▶ _Exercise requirements_
Only lines with the string "Linda" matter here; gather them from the material below.

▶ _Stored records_
• • •

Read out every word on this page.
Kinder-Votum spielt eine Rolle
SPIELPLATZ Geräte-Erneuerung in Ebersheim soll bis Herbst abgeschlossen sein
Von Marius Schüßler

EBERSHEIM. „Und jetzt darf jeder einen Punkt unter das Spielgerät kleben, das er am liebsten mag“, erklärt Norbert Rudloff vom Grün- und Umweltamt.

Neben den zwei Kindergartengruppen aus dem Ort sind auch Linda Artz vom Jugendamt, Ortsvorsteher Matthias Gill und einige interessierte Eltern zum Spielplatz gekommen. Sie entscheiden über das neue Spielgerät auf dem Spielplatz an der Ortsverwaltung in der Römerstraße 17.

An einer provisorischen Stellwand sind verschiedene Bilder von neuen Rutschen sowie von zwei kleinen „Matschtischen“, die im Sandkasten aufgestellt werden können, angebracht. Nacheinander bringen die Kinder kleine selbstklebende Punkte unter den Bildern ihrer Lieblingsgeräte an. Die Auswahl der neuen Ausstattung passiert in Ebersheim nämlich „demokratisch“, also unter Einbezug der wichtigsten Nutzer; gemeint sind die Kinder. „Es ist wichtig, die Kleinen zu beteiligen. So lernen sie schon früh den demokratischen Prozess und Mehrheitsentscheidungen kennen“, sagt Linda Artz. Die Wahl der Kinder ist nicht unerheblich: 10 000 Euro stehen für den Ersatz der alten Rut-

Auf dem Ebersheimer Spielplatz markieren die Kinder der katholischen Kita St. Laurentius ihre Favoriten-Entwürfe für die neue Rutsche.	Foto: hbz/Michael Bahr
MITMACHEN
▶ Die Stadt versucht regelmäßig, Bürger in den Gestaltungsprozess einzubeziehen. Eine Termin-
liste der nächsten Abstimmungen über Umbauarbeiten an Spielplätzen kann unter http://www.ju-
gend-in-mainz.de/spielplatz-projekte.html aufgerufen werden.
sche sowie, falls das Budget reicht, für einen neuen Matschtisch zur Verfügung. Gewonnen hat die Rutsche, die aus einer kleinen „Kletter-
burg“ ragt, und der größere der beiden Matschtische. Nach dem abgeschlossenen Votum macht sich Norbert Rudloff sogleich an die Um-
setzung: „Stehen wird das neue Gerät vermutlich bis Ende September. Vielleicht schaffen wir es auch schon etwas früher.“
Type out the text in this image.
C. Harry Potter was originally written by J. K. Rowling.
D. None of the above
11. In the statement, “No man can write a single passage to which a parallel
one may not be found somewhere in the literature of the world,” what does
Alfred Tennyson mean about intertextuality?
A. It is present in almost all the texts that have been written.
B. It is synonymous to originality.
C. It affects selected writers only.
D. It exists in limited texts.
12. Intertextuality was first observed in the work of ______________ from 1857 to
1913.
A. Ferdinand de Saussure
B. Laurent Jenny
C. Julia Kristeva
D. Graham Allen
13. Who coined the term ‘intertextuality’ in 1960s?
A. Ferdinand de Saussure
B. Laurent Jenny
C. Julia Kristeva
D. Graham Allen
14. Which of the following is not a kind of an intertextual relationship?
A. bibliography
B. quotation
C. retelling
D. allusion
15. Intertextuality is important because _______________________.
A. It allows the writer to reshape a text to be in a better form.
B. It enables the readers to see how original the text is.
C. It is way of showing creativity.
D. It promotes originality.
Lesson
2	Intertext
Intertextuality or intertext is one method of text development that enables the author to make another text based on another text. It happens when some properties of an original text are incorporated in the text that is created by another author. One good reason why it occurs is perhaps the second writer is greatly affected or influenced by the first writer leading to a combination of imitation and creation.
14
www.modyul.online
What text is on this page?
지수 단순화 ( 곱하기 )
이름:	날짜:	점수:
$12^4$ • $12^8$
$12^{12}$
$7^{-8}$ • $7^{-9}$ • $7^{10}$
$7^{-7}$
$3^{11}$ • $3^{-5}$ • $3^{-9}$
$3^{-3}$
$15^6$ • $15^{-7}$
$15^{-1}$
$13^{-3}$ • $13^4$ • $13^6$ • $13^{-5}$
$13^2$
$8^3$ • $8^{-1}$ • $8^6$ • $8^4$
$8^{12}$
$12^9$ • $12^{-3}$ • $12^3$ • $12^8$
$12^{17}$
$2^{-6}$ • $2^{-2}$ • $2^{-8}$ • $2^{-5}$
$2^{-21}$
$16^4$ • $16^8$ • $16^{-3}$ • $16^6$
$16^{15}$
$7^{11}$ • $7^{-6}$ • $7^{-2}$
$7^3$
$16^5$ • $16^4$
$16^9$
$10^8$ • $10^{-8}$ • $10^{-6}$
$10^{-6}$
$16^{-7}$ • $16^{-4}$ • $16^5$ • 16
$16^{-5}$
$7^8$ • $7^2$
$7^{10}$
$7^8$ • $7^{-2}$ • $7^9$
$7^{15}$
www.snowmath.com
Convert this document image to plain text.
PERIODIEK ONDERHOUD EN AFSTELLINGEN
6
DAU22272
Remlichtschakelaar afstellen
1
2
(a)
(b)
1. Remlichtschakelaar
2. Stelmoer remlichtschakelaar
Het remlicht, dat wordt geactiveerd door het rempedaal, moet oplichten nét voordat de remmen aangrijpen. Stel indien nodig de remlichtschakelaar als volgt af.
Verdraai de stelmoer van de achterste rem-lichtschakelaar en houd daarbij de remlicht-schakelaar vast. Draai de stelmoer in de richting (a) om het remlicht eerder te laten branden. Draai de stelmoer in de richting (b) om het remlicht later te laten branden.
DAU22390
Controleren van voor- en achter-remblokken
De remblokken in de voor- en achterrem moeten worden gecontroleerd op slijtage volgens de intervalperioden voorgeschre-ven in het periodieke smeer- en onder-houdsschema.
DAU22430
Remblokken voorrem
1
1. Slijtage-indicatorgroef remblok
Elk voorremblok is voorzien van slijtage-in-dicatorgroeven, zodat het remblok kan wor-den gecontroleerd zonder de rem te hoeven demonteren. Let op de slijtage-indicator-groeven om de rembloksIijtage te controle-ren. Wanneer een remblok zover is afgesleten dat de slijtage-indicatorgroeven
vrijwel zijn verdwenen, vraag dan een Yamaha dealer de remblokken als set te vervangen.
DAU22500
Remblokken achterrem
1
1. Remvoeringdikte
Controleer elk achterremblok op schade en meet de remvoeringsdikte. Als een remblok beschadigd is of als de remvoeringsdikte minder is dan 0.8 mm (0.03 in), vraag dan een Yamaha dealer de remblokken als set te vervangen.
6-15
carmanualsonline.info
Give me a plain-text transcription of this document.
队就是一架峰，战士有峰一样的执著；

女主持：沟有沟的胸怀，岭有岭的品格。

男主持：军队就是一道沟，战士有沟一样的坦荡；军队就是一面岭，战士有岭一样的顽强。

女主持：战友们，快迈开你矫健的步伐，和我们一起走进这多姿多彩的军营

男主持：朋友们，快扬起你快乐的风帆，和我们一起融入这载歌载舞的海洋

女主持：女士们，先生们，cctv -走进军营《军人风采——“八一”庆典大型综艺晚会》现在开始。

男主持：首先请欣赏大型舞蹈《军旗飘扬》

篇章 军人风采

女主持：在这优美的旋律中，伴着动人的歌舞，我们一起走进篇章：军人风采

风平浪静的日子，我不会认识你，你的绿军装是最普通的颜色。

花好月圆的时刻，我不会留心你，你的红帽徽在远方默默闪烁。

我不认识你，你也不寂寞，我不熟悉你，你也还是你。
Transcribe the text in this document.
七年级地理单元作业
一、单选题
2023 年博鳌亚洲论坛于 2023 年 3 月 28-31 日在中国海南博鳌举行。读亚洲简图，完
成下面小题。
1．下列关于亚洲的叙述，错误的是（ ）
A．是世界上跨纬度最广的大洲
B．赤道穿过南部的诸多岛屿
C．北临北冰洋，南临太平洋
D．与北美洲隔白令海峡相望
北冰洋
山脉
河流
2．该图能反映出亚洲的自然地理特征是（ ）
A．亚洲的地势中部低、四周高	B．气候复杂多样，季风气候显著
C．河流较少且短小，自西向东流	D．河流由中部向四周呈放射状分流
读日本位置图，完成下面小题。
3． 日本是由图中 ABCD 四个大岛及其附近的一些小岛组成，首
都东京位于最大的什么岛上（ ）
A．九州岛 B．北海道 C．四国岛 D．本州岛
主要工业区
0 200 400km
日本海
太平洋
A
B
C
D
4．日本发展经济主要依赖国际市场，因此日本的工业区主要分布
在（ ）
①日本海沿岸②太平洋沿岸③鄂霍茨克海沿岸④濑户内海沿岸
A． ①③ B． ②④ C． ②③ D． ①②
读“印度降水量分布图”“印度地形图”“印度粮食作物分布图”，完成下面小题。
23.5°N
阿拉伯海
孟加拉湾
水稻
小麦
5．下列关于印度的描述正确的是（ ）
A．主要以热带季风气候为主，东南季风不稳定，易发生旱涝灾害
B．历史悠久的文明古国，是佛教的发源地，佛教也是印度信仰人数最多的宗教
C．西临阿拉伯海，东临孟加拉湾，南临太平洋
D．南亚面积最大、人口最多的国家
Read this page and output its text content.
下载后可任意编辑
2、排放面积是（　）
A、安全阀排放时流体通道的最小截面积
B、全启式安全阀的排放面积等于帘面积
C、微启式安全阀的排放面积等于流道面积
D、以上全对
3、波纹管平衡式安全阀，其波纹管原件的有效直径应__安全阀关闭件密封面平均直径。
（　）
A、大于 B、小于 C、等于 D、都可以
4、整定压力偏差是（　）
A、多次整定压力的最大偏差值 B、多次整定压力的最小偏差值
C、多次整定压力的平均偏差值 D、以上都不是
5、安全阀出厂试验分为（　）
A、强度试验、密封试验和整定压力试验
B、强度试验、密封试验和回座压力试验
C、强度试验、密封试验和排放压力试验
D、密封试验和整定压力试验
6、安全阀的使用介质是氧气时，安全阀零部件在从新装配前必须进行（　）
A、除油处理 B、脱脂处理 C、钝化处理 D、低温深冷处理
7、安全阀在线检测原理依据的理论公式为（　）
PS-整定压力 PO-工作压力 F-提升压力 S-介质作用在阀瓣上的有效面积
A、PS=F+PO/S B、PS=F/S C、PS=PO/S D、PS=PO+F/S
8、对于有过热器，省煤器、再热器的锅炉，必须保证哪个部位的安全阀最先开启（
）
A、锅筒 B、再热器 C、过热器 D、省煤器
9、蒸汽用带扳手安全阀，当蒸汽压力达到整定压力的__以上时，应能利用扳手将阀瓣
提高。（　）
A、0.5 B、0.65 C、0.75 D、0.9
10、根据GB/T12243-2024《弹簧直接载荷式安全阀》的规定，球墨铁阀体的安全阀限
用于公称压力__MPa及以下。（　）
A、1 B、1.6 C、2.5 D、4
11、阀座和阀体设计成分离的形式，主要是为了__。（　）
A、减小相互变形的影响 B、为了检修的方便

• • •

▶ _Complete response_
Neben den zwei Kindergartengruppen aus dem Ort sind auch Linda Artz vom Jugendamt, Ortsvorsteher Matthias Gill und einige interessierte Eltern zum Spielplatz gekommen. Sie entscheiden über das neue Spielgerät auf dem Spielplatz an der Ortsverwaltung in der Römerstraße 17.
An einer provisorischen Stellwand sind verschiedene Bilder von neuen Rutschen sowie von zwei kleinen „Matschtischen“, die im Sandkasten aufgestellt werden können, angebracht. Nacheinander bringen die Kinder kleine selbstklebende Punkte unter den Bildern ihrer Lieblingsgeräte an. Die Auswahl der neuen Ausstattung passiert in Ebersheim nämlich „demokratisch“, also unter Einbezug der wichtigsten Nutzer; gemeint sind die Kinder. „Es ist wichtig, die Kleinen zu beteiligen. So lernen sie schon früh den demokratischen Prozess und Mehrheitsentscheidungen kennen“, sagt Linda Artz. Die Wahl der Kinder ist nicht unerheblich: 10 000 Euro stehen für den Ersatz der alten Rut-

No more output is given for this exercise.